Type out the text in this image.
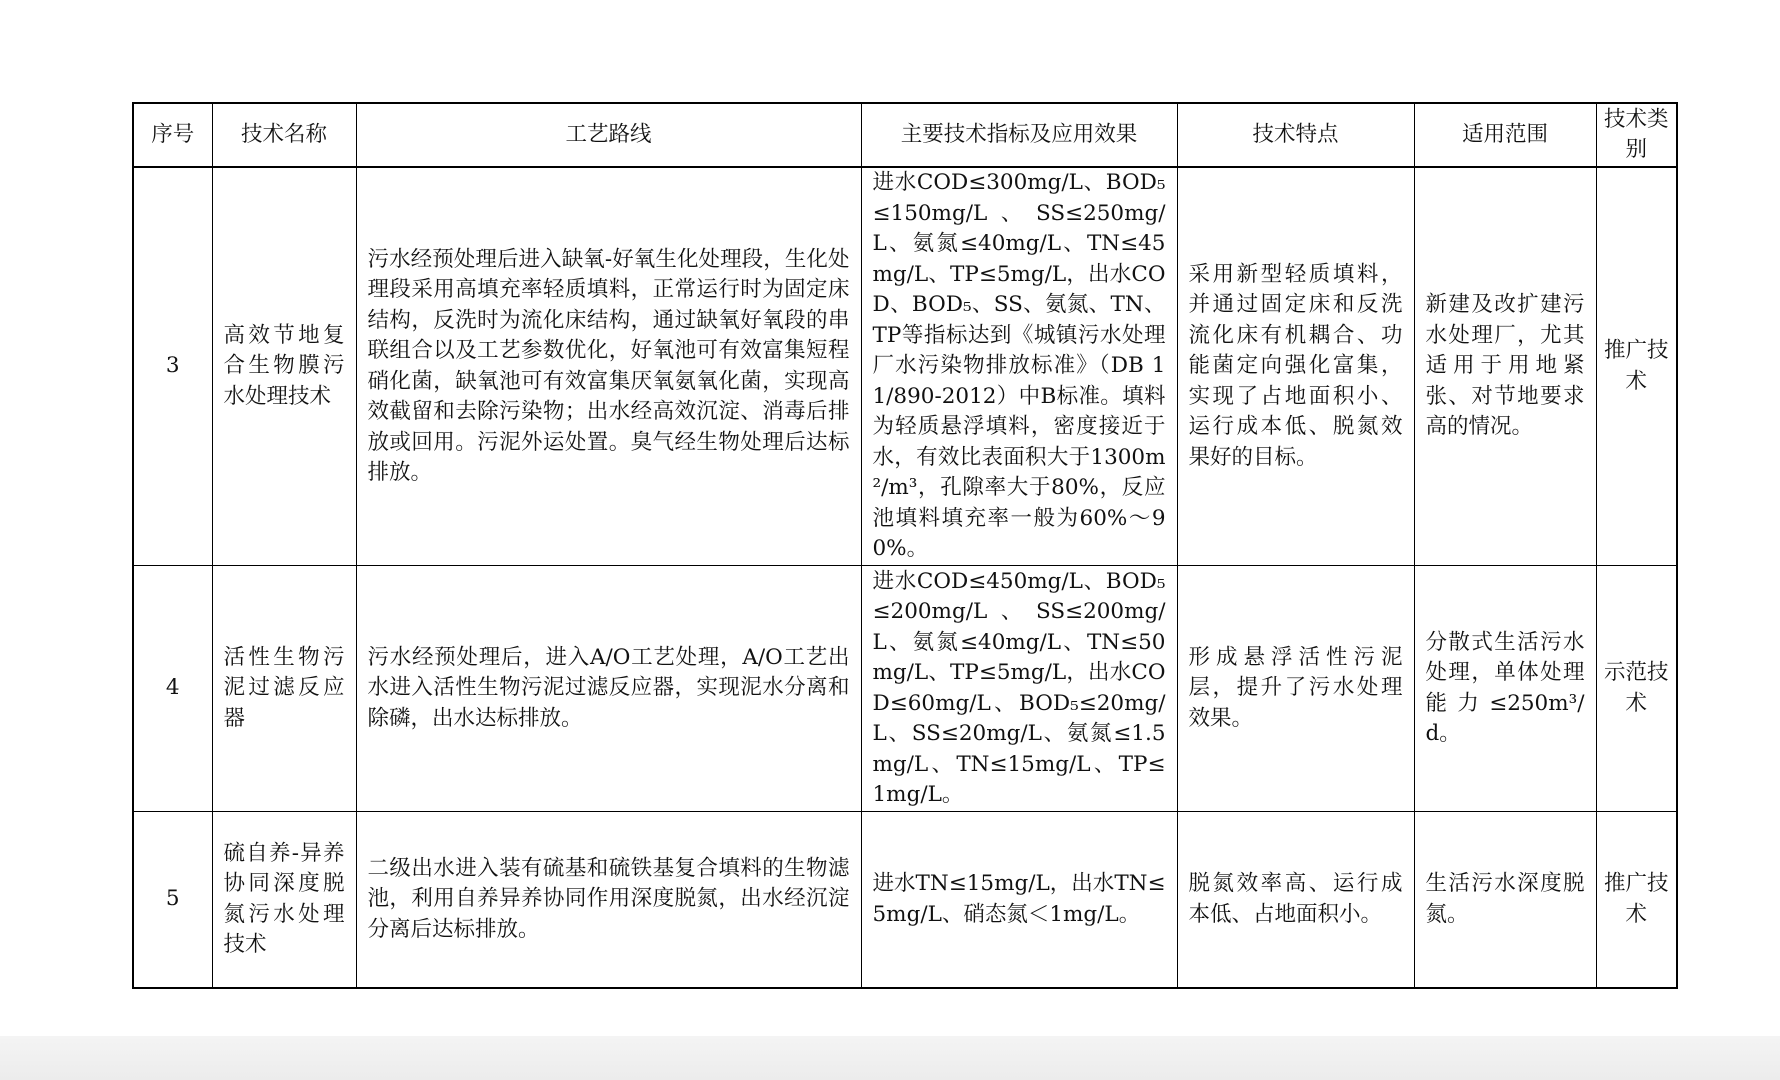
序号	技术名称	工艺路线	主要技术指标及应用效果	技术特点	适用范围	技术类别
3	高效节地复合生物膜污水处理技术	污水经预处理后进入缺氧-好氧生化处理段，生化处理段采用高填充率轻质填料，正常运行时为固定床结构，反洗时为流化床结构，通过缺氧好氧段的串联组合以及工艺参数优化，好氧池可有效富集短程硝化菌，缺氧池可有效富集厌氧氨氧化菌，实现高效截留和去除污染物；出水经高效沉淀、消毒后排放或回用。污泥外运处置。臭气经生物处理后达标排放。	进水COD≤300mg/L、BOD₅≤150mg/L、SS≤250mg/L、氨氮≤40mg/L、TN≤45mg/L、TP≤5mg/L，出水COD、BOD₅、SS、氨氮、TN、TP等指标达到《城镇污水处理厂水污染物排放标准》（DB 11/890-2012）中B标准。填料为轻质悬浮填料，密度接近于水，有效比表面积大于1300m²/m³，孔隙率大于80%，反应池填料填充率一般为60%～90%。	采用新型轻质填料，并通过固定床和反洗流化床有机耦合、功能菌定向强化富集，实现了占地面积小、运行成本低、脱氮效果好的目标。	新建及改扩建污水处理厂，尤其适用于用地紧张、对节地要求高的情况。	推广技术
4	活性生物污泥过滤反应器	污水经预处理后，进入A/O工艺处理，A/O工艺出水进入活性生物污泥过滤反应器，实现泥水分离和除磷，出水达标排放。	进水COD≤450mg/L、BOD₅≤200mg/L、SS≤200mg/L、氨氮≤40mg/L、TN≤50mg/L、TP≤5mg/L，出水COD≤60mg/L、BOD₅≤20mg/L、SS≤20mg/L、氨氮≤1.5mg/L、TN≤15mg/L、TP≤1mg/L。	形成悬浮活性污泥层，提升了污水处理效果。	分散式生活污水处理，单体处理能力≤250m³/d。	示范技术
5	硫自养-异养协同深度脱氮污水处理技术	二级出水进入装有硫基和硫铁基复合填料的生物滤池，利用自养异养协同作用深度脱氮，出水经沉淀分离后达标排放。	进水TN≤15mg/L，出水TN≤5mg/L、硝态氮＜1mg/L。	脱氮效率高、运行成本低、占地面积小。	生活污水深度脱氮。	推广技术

···

GIVEN EXERCISE —
Look through the entries above. Extract each line with the word "出水COD".

RESULT FOR THIS EXERCISE —
3	高效节地复合生物膜污水处理技术	污水经预处理后进入缺氧-好氧生化处理段，生化处理段采用高填充率轻质填料，正常运行时为固定床结构，反洗时为流化床结构，通过缺氧好氧段的串联组合以及工艺参数优化，好氧池可有效富集短程硝化菌，缺氧池可有效富集厌氧氨氧化菌，实现高效截留和去除污染物；出水经高效沉淀、消毒后排放或回用。污泥外运处置。臭气经生物处理后达标排放。	进水COD≤300mg/L、BOD₅≤150mg/L、SS≤250mg/L、氨氮≤40mg/L、TN≤45mg/L、TP≤5mg/L，出水COD、BOD₅、SS、氨氮、TN、TP等指标达到《城镇污水处理厂水污染物排放标准》（DB 11/890-2012）中B标准。填料为轻质悬浮填料，密度接近于水，有效比表面积大于1300m²/m³，孔隙率大于80%，反应池填料填充率一般为60%～90%。	采用新型轻质填料，并通过固定床和反洗流化床有机耦合、功能菌定向强化富集，实现了占地面积小、运行成本低、脱氮效果好的目标。	新建及改扩建污水处理厂，尤其适用于用地紧张、对节地要求高的情况。	推广技术
4	活性生物污泥过滤反应器	污水经预处理后，进入A/O工艺处理，A/O工艺出水进入活性生物污泥过滤反应器，实现泥水分离和除磷，出水达标排放。	进水COD≤450mg/L、BOD₅≤200mg/L、SS≤200mg/L、氨氮≤40mg/L、TN≤50mg/L、TP≤5mg/L，出水COD≤60mg/L、BOD₅≤20mg/L、SS≤20mg/L、氨氮≤1.5mg/L、TN≤15mg/L、TP≤1mg/L。	形成悬浮活性污泥层，提升了污水处理效果。	分散式生活污水处理，单体处理能力≤250m³/d。	示范技术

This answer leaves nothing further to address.